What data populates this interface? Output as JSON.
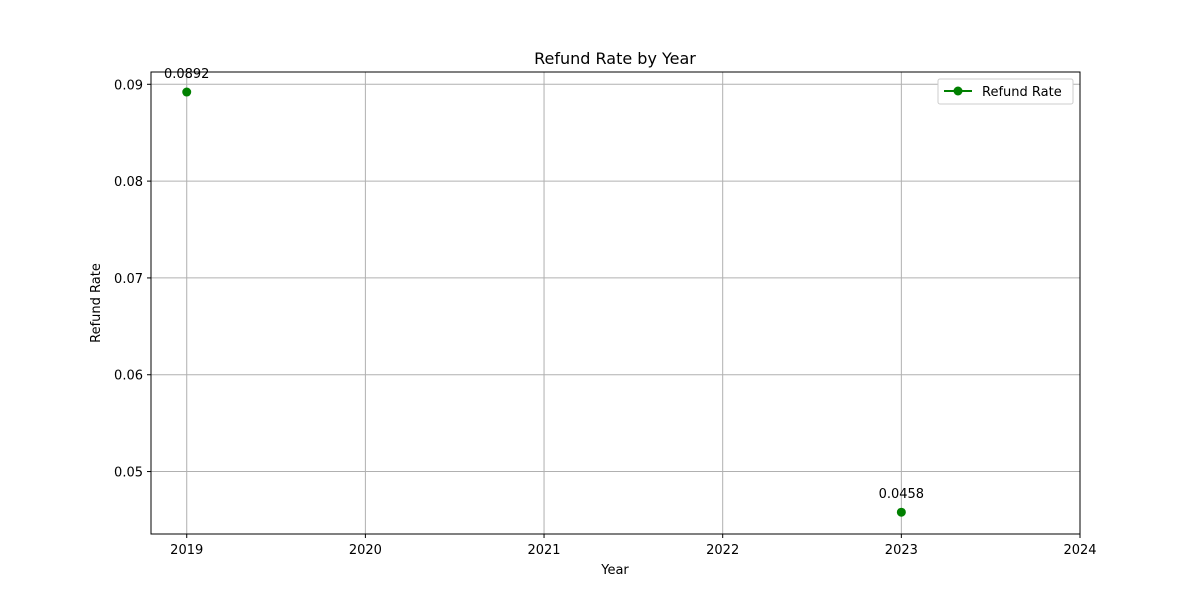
{
  "chart_data": {
    "type": "line",
    "title": "Refund Rate by Year",
    "xlabel": "Year",
    "ylabel": "Refund Rate",
    "xlim": [
      2018.8,
      2024
    ],
    "ylim": [
      0.04355,
      0.09127
    ],
    "x_ticks": [
      2019,
      2020,
      2021,
      2022,
      2023,
      2024
    ],
    "x_tick_labels": [
      "2019",
      "2020",
      "2021",
      "2022",
      "2023",
      "2024"
    ],
    "y_ticks": [
      0.05,
      0.06,
      0.07,
      0.08,
      0.09
    ],
    "y_tick_labels": [
      "0.05",
      "0.06",
      "0.07",
      "0.08",
      "0.09"
    ],
    "grid": true,
    "legend_position": "top-right",
    "series": [
      {
        "name": "Refund Rate",
        "color": "#008000",
        "marker": "circle",
        "points": [
          {
            "x": 2019,
            "y": 0.0892,
            "label": "0.0892"
          },
          {
            "x": 2023,
            "y": 0.0458,
            "label": "0.0458"
          }
        ]
      }
    ]
  }
}
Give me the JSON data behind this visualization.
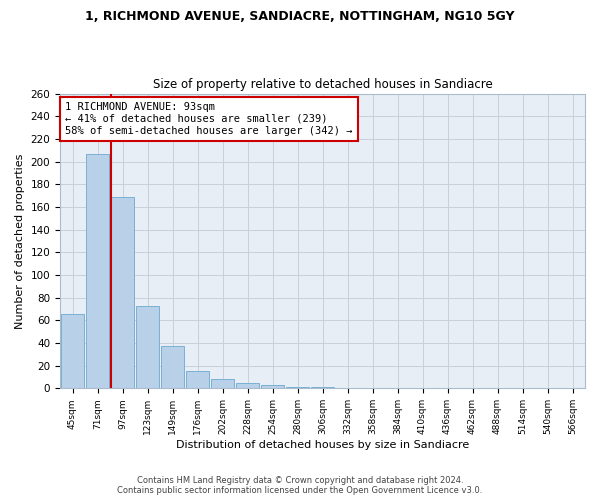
{
  "title": "1, RICHMOND AVENUE, SANDIACRE, NOTTINGHAM, NG10 5GY",
  "subtitle": "Size of property relative to detached houses in Sandiacre",
  "xlabel": "Distribution of detached houses by size in Sandiacre",
  "ylabel": "Number of detached properties",
  "bar_labels": [
    "45sqm",
    "71sqm",
    "97sqm",
    "123sqm",
    "149sqm",
    "176sqm",
    "202sqm",
    "228sqm",
    "254sqm",
    "280sqm",
    "306sqm",
    "332sqm",
    "358sqm",
    "384sqm",
    "410sqm",
    "436sqm",
    "462sqm",
    "488sqm",
    "514sqm",
    "540sqm",
    "566sqm"
  ],
  "bar_values": [
    66,
    207,
    169,
    73,
    37,
    15,
    8,
    5,
    3,
    1,
    1,
    0,
    0,
    0,
    0,
    0,
    0,
    0,
    0,
    0,
    0
  ],
  "bar_color": "#b8d0e8",
  "bar_edgecolor": "#7aafd4",
  "annotation_line1": "1 RICHMOND AVENUE: 93sqm",
  "annotation_line2": "← 41% of detached houses are smaller (239)",
  "annotation_line3": "58% of semi-detached houses are larger (342) →",
  "vline_color": "#cc0000",
  "annotation_box_edgecolor": "#cc0000",
  "ylim": [
    0,
    260
  ],
  "yticks": [
    0,
    20,
    40,
    60,
    80,
    100,
    120,
    140,
    160,
    180,
    200,
    220,
    240,
    260
  ],
  "grid_color": "#c8d0dc",
  "background_color": "#e8eef5",
  "footer_line1": "Contains HM Land Registry data © Crown copyright and database right 2024.",
  "footer_line2": "Contains public sector information licensed under the Open Government Licence v3.0."
}
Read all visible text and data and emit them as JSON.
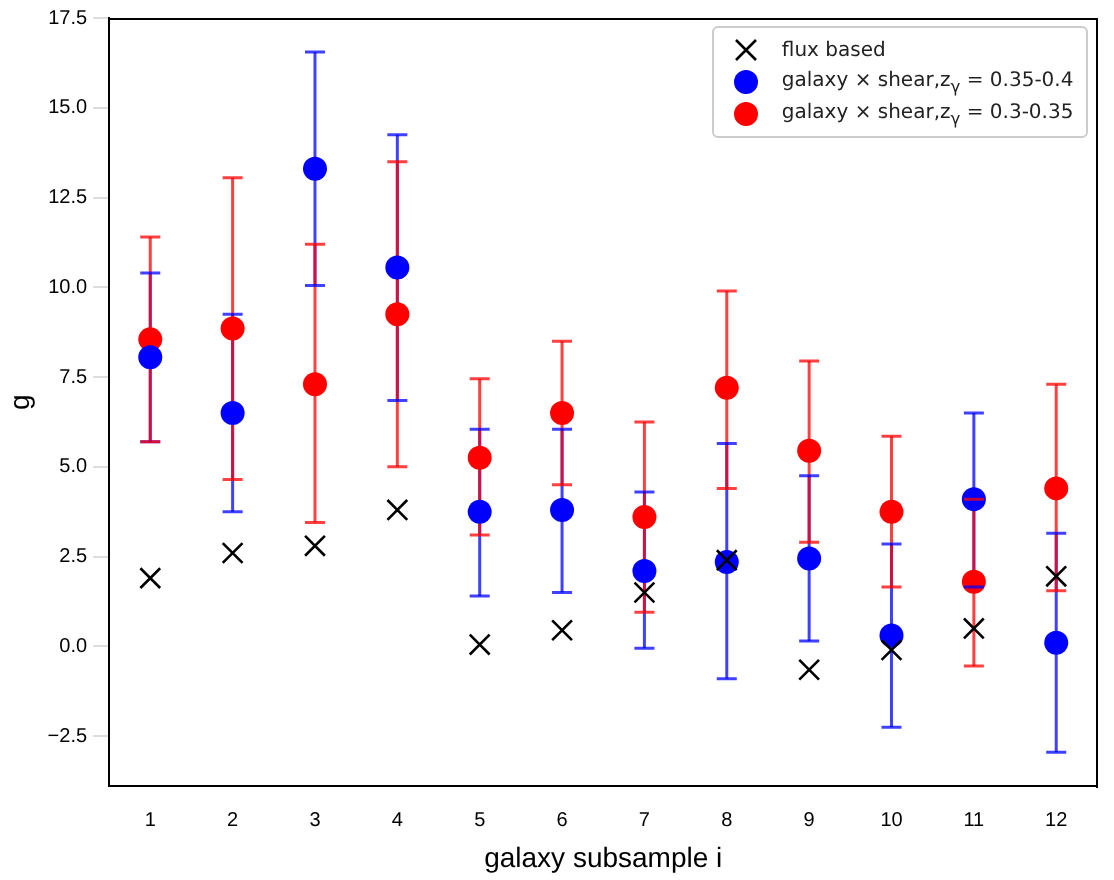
************
» **WHAT THE TASK ASKS**
Above are records with pictures; repeat the records exactly and leave the pictures out.

» **REPLY TO THE EXERCISE**
What data populates this interface? Output as JSON.
{
  "chart_data": {
    "type": "line",
    "title": "Refund Rate by Year",
    "xlabel": "Year",
    "ylabel": "Refund Rate",
    "xlim": [
      2018.8,
      2024
    ],
    "ylim": [
      0.04355,
      0.09127
    ],
    "x_ticks": [
      2019,
      2020,
      2021,
      2022,
      2023,
      2024
    ],
    "x_tick_labels": [
      "2019",
      "2020",
      "2021",
      "2022",
      "2023",
      "2024"
    ],
    "y_ticks": [
      0.05,
      0.06,
      0.07,
      0.08,
      0.09
    ],
    "y_tick_labels": [
      "0.05",
      "0.06",
      "0.07",
      "0.08",
      "0.09"
    ],
    "grid": true,
    "legend_position": "top-right",
    "series": [
      {
        "name": "Refund Rate",
        "color": "#008000",
        "marker": "circle",
        "points": [
          {
            "x": 2019,
            "y": 0.0892,
            "label": "0.0892"
          },
          {
            "x": 2023,
            "y": 0.0458,
            "label": "0.0458"
          }
        ]
      }
    ]
  }
}
Give me the JSON data behind this visualization.
{
  "title": "1, RICHMOND AVENUE, SANDIACRE, NOTTINGHAM, NG10 5GY",
  "subtitle": "Size of property relative to detached houses in Sandiacre",
  "xlabel": "Distribution of detached houses by size in Sandiacre",
  "ylabel": "Number of detached properties",
  "bar_labels": [
    "45sqm",
    "71sqm",
    "97sqm",
    "123sqm",
    "149sqm",
    "176sqm",
    "202sqm",
    "228sqm",
    "254sqm",
    "280sqm",
    "306sqm",
    "332sqm",
    "358sqm",
    "384sqm",
    "410sqm",
    "436sqm",
    "462sqm",
    "488sqm",
    "514sqm",
    "540sqm",
    "566sqm"
  ],
  "bar_values": [
    66,
    207,
    169,
    73,
    37,
    15,
    8,
    5,
    3,
    1,
    1,
    0,
    0,
    0,
    0,
    0,
    0,
    0,
    0,
    0,
    0
  ],
  "bar_color": "#b8d0e8",
  "bar_edgecolor": "#7aafd4",
  "annotation_line1": "1 RICHMOND AVENUE: 93sqm",
  "annotation_line2": "← 41% of detached houses are smaller (239)",
  "annotation_line3": "58% of semi-detached houses are larger (342) →",
  "vline_color": "#cc0000",
  "annotation_box_edgecolor": "#cc0000",
  "ylim": [
    0,
    260
  ],
  "yticks": [
    0,
    20,
    40,
    60,
    80,
    100,
    120,
    140,
    160,
    180,
    200,
    220,
    240,
    260
  ],
  "grid_color": "#c8d0dc",
  "background_color": "#e8eef5",
  "footer_line1": "Contains HM Land Registry data © Crown copyright and database right 2024.",
  "footer_line2": "Contains public sector information licensed under the Open Government Licence v3.0."
}
Read all visible text and data and emit them as JSON.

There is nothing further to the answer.